### [YOUR INSTRUCTIONS]
Skip all pictures, then print the remaining material exactly.

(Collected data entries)
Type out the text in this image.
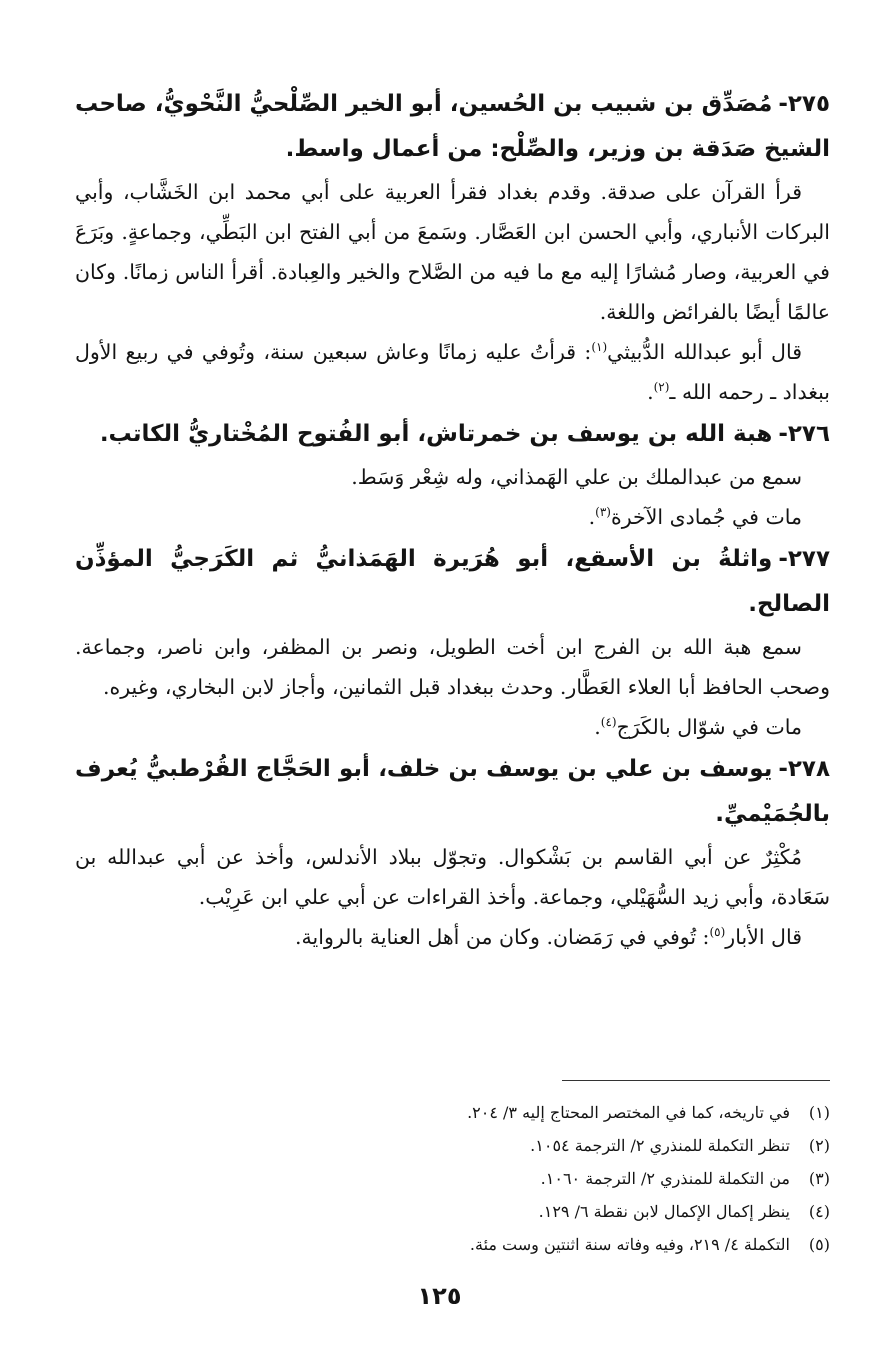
٢٧٥-مُصَدِّق بن شبيب بن الحُسين، أبو الخير الصِّلْحيُّ النَّحْويُّ، صاحب الشيخ صَدَقة بن وزير، والصِّلْح: من أعمال واسط.

قرأ القرآن على صدقة. وقدم بغداد فقرأ العربية على أبي محمد ابن الخَشَّاب، وأبي البركات الأنباري، وأبي الحسن ابن العَصَّار. وسَمعَ من أبي الفتح ابن البَطِّي، وجماعةٍ. وبَرَعَ في العربية، وصار مُشارًا إليه مع ما فيه من الصَّلاح والخير والعِبادة. أقرأ الناس زمانًا. وكان عالمًا أيضًا بالفرائض واللغة.

قال أبو عبدالله الدُّبيثي$^{(١)}$: قرأتُ عليه زمانًا وعاش سبعين سنة، وتُوفي في ربيع الأول ببغداد ـ رحمه الله ـ$^{(٢)}$.

٢٧٦-هبة الله بن يوسف بن خمرتاش، أبو الفُتوح المُخْتاريُّ الكاتب.

سمع من عبدالملك بن علي الهَمذاني، وله شِعْر وَسَط.

مات في جُمادى الآخرة$^{(٣)}$.

٢٧٧-واثلةُ بن الأسقع، أبو هُرَيرة الهَمَذانيُّ ثم الكَرَجيُّ المؤذِّن الصالح.

سمع هبة الله بن الفرج ابن أخت الطويل، ونصر بن المظفر، وابن ناصر، وجماعة. وصحب الحافظ أبا العلاء العَطَّار. وحدث ببغداد قبل الثمانين، وأجاز لابن البخاري، وغيره.

مات في شوّال بالكَرَج$^{(٤)}$.

٢٧٨-يوسف بن علي بن يوسف بن خلف، أبو الحَجَّاج القُرْطبيُّ يُعرف بالجُمَيْميِّ.

مُكْثِرٌ عن أبي القاسم بن بَشْكوال. وتجوّل ببلاد الأندلس، وأخذ عن أبي عبدالله بن سَعَادة، وأبي زيد السُّهَيْلي، وجماعة. وأخذ القراءات عن أبي علي ابن عَرِيْب.

قال الأبار$^{(٥)}$: تُوفي في رَمَضان. وكان من أهل العناية بالرواية.

(١)في تاريخه، كما في المختصر المحتاج إليه ٣/ ٢٠٤.

(٢)تنظر التكملة للمنذري ٢/ الترجمة ١٠٥٤.

(٣)من التكملة للمنذري ٢/ الترجمة ١٠٦٠.

(٤)ينظر إكمال الإكمال لابن نقطة ٦/ ١٢٩.

(٥)التكملة ٤/ ٢١٩، وفيه وفاته سنة اثنتين وست مئة.

١٢٥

### [IN RESPONSE]
Type out the text in this image.
٢٧٥-مُصَدِّق بن شبيب بن الحُسين، أبو الخير الصِّلْحيُّ النَّحْويُّ، صاحب الشيخ صَدَقة بن وزير، والصِّلْح: من أعمال واسط.

قرأ القرآن على صدقة. وقدم بغداد فقرأ العربية على أبي محمد ابن الخَشَّاب، وأبي البركات الأنباري، وأبي الحسن ابن العَصَّار. وسَمعَ من أبي الفتح ابن البَطِّي، وجماعةٍ. وبَرَعَ في العربية، وصار مُشارًا إليه مع ما فيه من الصَّلاح والخير والعِبادة. أقرأ الناس زمانًا. وكان عالمًا أيضًا بالفرائض واللغة.

قال أبو عبدالله الدُّبيثي$^{(١)}$: قرأتُ عليه زمانًا وعاش سبعين سنة، وتُوفي في ربيع الأول ببغداد ـ رحمه الله ـ$^{(٢)}$.

٢٧٦-هبة الله بن يوسف بن خمرتاش، أبو الفُتوح المُخْتاريُّ الكاتب.

سمع من عبدالملك بن علي الهَمذاني، وله شِعْر وَسَط.

مات في جُمادى الآخرة$^{(٣)}$.

٢٧٧-واثلةُ بن الأسقع، أبو هُرَيرة الهَمَذانيُّ ثم الكَرَجيُّ المؤذِّن الصالح.

سمع هبة الله بن الفرج ابن أخت الطويل، ونصر بن المظفر، وابن ناصر، وجماعة. وصحب الحافظ أبا العلاء العَطَّار. وحدث ببغداد قبل الثمانين، وأجاز لابن البخاري، وغيره.

مات في شوّال بالكَرَج$^{(٤)}$.

٢٧٨-يوسف بن علي بن يوسف بن خلف، أبو الحَجَّاج القُرْطبيُّ يُعرف بالجُمَيْميِّ.

مُكْثِرٌ عن أبي القاسم بن بَشْكوال. وتجوّل ببلاد الأندلس، وأخذ عن أبي عبدالله بن سَعَادة، وأبي زيد السُّهَيْلي، وجماعة. وأخذ القراءات عن أبي علي ابن عَرِيْب.

قال الأبار$^{(٥)}$: تُوفي في رَمَضان. وكان من أهل العناية بالرواية.

(١)في تاريخه، كما في المختصر المحتاج إليه ٣/ ٢٠٤.

(٢)تنظر التكملة للمنذري ٢/ الترجمة ١٠٥٤.

(٣)من التكملة للمنذري ٢/ الترجمة ١٠٦٠.

(٤)ينظر إكمال الإكمال لابن نقطة ٦/ ١٢٩.

(٥)التكملة ٤/ ٢١٩، وفيه وفاته سنة اثنتين وست مئة.

١٢٥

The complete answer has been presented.